• **EXERCISE AIM**
The answer should be a single number: how many lines of the entries below hold the word "除此之外".

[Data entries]
==*==

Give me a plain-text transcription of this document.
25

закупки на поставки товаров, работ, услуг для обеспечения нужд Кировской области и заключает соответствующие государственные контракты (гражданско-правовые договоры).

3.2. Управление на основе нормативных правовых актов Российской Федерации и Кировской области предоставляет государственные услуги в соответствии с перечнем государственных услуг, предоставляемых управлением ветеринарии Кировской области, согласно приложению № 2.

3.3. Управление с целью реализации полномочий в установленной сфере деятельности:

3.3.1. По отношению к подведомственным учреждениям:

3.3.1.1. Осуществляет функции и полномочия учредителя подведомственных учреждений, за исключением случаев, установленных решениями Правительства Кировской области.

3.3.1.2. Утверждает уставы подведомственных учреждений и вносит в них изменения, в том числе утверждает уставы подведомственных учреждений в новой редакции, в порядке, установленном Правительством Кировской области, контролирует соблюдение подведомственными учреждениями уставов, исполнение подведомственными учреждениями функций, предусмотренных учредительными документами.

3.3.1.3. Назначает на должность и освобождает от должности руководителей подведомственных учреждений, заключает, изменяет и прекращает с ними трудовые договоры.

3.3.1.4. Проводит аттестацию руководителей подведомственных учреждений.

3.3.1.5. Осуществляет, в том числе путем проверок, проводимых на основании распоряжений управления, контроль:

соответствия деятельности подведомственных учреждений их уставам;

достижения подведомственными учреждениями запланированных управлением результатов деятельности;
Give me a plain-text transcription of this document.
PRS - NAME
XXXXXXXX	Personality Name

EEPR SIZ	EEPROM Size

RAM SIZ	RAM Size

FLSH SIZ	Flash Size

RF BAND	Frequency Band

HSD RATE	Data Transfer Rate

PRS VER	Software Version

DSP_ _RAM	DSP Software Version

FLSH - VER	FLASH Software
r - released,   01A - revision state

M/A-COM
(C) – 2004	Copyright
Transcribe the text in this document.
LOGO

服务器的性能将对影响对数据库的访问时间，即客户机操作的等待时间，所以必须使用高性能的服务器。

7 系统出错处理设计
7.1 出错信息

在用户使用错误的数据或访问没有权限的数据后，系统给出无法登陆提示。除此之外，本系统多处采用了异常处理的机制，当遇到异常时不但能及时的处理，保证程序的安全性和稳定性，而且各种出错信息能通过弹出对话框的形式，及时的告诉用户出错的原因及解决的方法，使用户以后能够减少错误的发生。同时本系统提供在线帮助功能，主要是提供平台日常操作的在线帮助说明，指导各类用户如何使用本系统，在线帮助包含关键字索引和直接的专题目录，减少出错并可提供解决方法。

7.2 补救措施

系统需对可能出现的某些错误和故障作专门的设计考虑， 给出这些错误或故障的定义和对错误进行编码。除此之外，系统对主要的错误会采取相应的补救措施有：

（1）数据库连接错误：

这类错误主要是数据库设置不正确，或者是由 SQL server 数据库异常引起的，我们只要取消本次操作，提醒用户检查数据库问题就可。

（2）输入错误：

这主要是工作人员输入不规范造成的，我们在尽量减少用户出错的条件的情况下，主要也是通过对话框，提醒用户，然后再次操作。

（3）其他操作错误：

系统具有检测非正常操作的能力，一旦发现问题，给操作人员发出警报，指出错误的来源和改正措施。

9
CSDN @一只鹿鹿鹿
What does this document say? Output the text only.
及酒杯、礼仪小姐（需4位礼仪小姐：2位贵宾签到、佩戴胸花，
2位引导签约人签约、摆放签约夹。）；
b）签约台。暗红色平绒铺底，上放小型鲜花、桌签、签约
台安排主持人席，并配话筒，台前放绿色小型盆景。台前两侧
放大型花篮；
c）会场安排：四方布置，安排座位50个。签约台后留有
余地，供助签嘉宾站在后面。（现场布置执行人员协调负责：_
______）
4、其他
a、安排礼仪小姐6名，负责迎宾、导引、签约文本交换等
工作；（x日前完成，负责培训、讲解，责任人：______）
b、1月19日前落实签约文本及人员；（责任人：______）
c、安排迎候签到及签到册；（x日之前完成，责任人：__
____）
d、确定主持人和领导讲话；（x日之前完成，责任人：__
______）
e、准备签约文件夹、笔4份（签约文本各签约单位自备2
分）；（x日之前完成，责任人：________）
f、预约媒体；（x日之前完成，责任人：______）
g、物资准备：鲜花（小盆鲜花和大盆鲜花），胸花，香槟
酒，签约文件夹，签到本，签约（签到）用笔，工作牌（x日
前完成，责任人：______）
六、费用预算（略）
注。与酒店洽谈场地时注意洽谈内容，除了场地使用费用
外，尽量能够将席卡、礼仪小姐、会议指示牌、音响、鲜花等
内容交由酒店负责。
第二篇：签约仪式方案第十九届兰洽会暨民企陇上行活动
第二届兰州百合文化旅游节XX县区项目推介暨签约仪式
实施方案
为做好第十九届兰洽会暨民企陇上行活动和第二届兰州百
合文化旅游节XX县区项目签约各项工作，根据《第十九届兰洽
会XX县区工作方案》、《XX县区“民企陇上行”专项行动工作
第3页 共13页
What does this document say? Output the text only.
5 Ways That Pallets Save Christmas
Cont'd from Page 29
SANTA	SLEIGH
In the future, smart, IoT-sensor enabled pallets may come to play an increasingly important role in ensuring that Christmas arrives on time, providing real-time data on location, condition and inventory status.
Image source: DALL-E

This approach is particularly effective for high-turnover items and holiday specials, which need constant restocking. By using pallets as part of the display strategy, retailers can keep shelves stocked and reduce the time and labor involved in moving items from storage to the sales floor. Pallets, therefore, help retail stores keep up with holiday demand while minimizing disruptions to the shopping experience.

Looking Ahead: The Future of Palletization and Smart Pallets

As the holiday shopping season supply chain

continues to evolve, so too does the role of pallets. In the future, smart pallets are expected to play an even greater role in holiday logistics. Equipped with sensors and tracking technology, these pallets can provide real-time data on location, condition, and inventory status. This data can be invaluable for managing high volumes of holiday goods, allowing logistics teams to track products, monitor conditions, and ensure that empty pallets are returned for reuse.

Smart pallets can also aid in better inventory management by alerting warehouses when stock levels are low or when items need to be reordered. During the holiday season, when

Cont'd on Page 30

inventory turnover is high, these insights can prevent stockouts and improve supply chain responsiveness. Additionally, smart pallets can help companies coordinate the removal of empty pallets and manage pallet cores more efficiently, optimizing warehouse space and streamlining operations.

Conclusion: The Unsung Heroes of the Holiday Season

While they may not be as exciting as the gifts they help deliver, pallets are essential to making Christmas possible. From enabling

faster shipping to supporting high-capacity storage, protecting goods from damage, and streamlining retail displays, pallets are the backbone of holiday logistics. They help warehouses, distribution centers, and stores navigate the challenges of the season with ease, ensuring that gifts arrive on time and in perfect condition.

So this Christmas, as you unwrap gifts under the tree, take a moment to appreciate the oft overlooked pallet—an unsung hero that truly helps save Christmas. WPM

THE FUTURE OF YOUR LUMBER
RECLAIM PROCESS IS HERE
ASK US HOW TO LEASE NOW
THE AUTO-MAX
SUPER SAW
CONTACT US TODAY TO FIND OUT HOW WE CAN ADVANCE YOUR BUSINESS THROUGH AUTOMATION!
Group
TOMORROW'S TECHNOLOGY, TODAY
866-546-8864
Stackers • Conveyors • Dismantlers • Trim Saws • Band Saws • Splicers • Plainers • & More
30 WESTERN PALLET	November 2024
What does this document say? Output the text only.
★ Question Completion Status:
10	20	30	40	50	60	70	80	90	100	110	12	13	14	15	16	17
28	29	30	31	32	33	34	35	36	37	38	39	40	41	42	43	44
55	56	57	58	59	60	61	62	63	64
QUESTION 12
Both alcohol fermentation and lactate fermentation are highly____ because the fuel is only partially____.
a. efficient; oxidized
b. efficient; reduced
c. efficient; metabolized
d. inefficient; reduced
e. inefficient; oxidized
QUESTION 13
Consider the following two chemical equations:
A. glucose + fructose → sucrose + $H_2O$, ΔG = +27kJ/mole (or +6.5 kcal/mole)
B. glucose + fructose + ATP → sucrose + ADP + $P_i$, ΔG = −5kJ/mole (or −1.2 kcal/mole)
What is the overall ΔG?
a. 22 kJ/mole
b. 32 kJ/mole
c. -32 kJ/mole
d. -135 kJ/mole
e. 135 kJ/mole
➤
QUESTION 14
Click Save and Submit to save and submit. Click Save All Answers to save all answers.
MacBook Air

==*==

• **SOLVED EXERCISE**
2